— START OF Working data —

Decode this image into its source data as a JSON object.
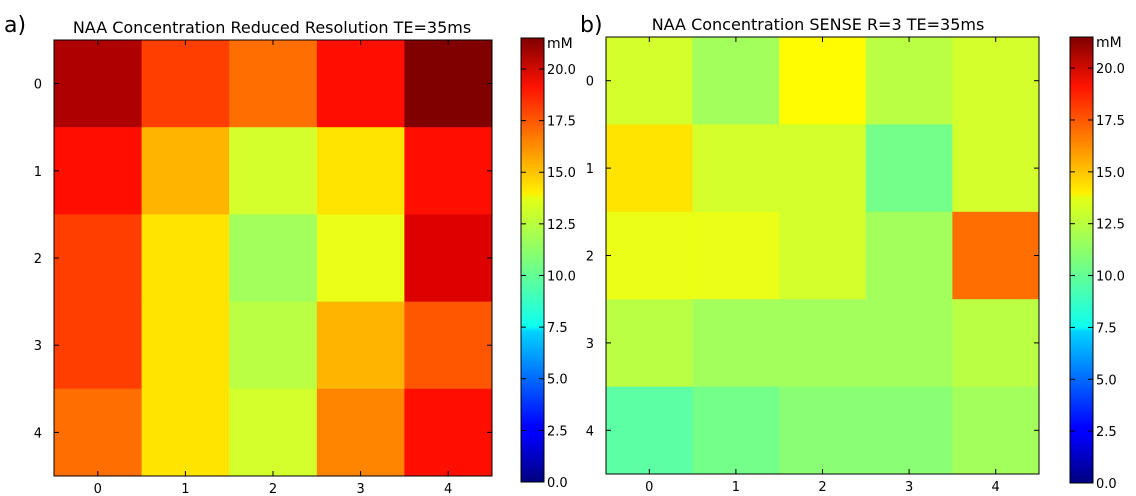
{
  "chart_data": [
    {
      "type": "heatmap",
      "panel_label": "a)",
      "title": "NAA Concentration Reduced Resolution TE=35ms",
      "x_ticks": [
        "0",
        "1",
        "2",
        "3",
        "4"
      ],
      "y_ticks": [
        "0",
        "1",
        "2",
        "3",
        "4"
      ],
      "values": [
        [
          20.5,
          17.5,
          16.5,
          18.5,
          21.5
        ],
        [
          18.5,
          15.0,
          12.5,
          14.0,
          18.5
        ],
        [
          17.5,
          14.0,
          11.5,
          13.0,
          19.5
        ],
        [
          17.5,
          14.0,
          12.0,
          15.0,
          17.0
        ],
        [
          16.5,
          14.0,
          12.5,
          16.0,
          18.5
        ]
      ],
      "colorbar": {
        "unit_label": "mM",
        "range": [
          0,
          21.5
        ],
        "ticks": [
          "0.0",
          "2.5",
          "5.0",
          "7.5",
          "10.0",
          "12.5",
          "15.0",
          "17.5",
          "20.0"
        ],
        "colormap": "jet"
      }
    },
    {
      "type": "heatmap",
      "panel_label": "b)",
      "title": "NAA Concentration SENSE R=3 TE=35ms",
      "x_ticks": [
        "0",
        "1",
        "2",
        "3",
        "4"
      ],
      "y_ticks": [
        "0",
        "1",
        "2",
        "3",
        "4"
      ],
      "values": [
        [
          12.5,
          11.5,
          13.5,
          12.0,
          12.5
        ],
        [
          14.0,
          12.5,
          12.5,
          10.5,
          12.5
        ],
        [
          13.0,
          13.0,
          12.5,
          11.5,
          16.5
        ],
        [
          12.0,
          11.5,
          11.5,
          11.5,
          12.0
        ],
        [
          10.0,
          10.5,
          11.0,
          11.0,
          11.5
        ]
      ],
      "colorbar": {
        "unit_label": "mM",
        "range": [
          0,
          21.5
        ],
        "ticks": [
          "0.0",
          "2.5",
          "5.0",
          "7.5",
          "10.0",
          "12.5",
          "15.0",
          "17.5",
          "20.0"
        ],
        "colormap": "jet"
      }
    }
  ]
}
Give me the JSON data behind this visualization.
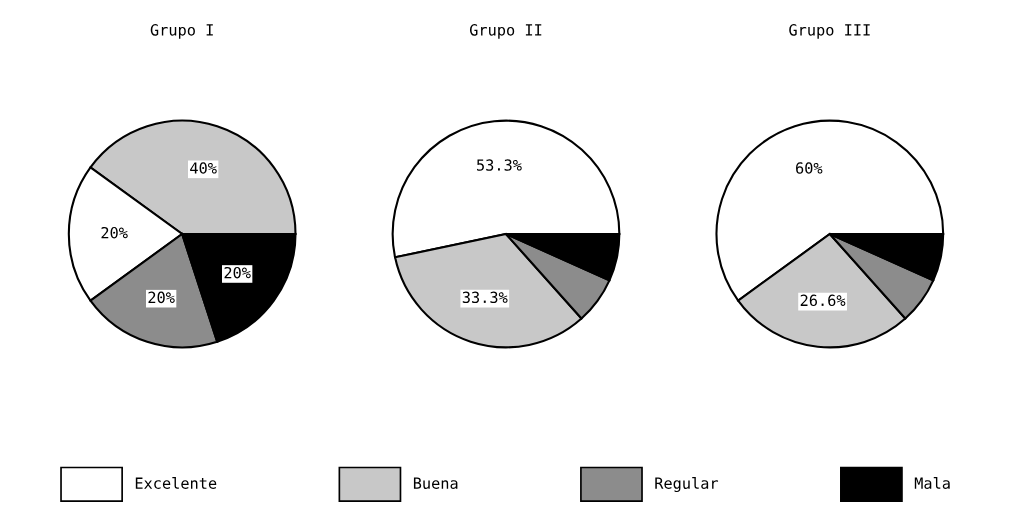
{
  "chart_data": [
    {
      "type": "pie",
      "title": "Grupo I",
      "categories": [
        "Buena",
        "Excelente",
        "Regular",
        "Mala"
      ],
      "values": [
        40,
        20,
        20,
        20
      ],
      "colors": [
        "#c8c8c8",
        "#ffffff",
        "#8c8c8c",
        "#000000"
      ],
      "value_labels": [
        "40%",
        "20%",
        "20%",
        "20%"
      ],
      "legend": "bottom"
    },
    {
      "type": "pie",
      "title": "Grupo II",
      "categories": [
        null,
        null,
        null,
        null
      ],
      "values": [
        53.3,
        33.3,
        6.7,
        6.7
      ],
      "colors": [
        "#ffffff",
        "#c8c8c8",
        "#8c8c8c",
        "#000000"
      ],
      "value_labels": [
        "53.3%",
        "33.3%",
        null,
        null
      ]
    },
    {
      "type": "pie",
      "title": "Grupo III",
      "categories": [
        null,
        null,
        null,
        null
      ],
      "values": [
        60,
        26.6,
        6.7,
        6.7
      ],
      "colors": [
        "#ffffff",
        "#c8c8c8",
        "#8c8c8c",
        "#000000"
      ],
      "value_labels": [
        "60%",
        "26.6%",
        null,
        null
      ]
    }
  ]
}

— END OF Working data —

### What is needed
Output the full set of records above without changing a word, and drop the images.

### Response below
Decode this image into its source data as a JSON object.
{
  "chart_data": [
    {
      "type": "heatmap",
      "panel_label": "a)",
      "title": "NAA Concentration Reduced Resolution TE=35ms",
      "x_ticks": [
        "0",
        "1",
        "2",
        "3",
        "4"
      ],
      "y_ticks": [
        "0",
        "1",
        "2",
        "3",
        "4"
      ],
      "values": [
        [
          20.5,
          17.5,
          16.5,
          18.5,
          21.5
        ],
        [
          18.5,
          15.0,
          12.5,
          14.0,
          18.5
        ],
        [
          17.5,
          14.0,
          11.5,
          13.0,
          19.5
        ],
        [
          17.5,
          14.0,
          12.0,
          15.0,
          17.0
        ],
        [
          16.5,
          14.0,
          12.5,
          16.0,
          18.5
        ]
      ],
      "colorbar": {
        "unit_label": "mM",
        "range": [
          0,
          21.5
        ],
        "ticks": [
          "0.0",
          "2.5",
          "5.0",
          "7.5",
          "10.0",
          "12.5",
          "15.0",
          "17.5",
          "20.0"
        ],
        "colormap": "jet"
      }
    },
    {
      "type": "heatmap",
      "panel_label": "b)",
      "title": "NAA Concentration SENSE R=3 TE=35ms",
      "x_ticks": [
        "0",
        "1",
        "2",
        "3",
        "4"
      ],
      "y_ticks": [
        "0",
        "1",
        "2",
        "3",
        "4"
      ],
      "values": [
        [
          12.5,
          11.5,
          13.5,
          12.0,
          12.5
        ],
        [
          14.0,
          12.5,
          12.5,
          10.5,
          12.5
        ],
        [
          13.0,
          13.0,
          12.5,
          11.5,
          16.5
        ],
        [
          12.0,
          11.5,
          11.5,
          11.5,
          12.0
        ],
        [
          10.0,
          10.5,
          11.0,
          11.0,
          11.5
        ]
      ],
      "colorbar": {
        "unit_label": "mM",
        "range": [
          0,
          21.5
        ],
        "ticks": [
          "0.0",
          "2.5",
          "5.0",
          "7.5",
          "10.0",
          "12.5",
          "15.0",
          "17.5",
          "20.0"
        ],
        "colormap": "jet"
      }
    }
  ]
}
Give me the JSON data behind this visualization.
{
  "chart_data": [
    {
      "type": "pie",
      "title": "Grupo I",
      "categories": [
        "Buena",
        "Excelente",
        "Regular",
        "Mala"
      ],
      "values": [
        40,
        20,
        20,
        20
      ],
      "colors": [
        "#c8c8c8",
        "#ffffff",
        "#8c8c8c",
        "#000000"
      ],
      "value_labels": [
        "40%",
        "20%",
        "20%",
        "20%"
      ],
      "legend": "bottom"
    },
    {
      "type": "pie",
      "title": "Grupo II",
      "categories": [
        null,
        null,
        null,
        null
      ],
      "values": [
        53.3,
        33.3,
        6.7,
        6.7
      ],
      "colors": [
        "#ffffff",
        "#c8c8c8",
        "#8c8c8c",
        "#000000"
      ],
      "value_labels": [
        "53.3%",
        "33.3%",
        null,
        null
      ]
    },
    {
      "type": "pie",
      "title": "Grupo III",
      "categories": [
        null,
        null,
        null,
        null
      ],
      "values": [
        60,
        26.6,
        6.7,
        6.7
      ],
      "colors": [
        "#ffffff",
        "#c8c8c8",
        "#8c8c8c",
        "#000000"
      ],
      "value_labels": [
        "60%",
        "26.6%",
        null,
        null
      ]
    }
  ]
}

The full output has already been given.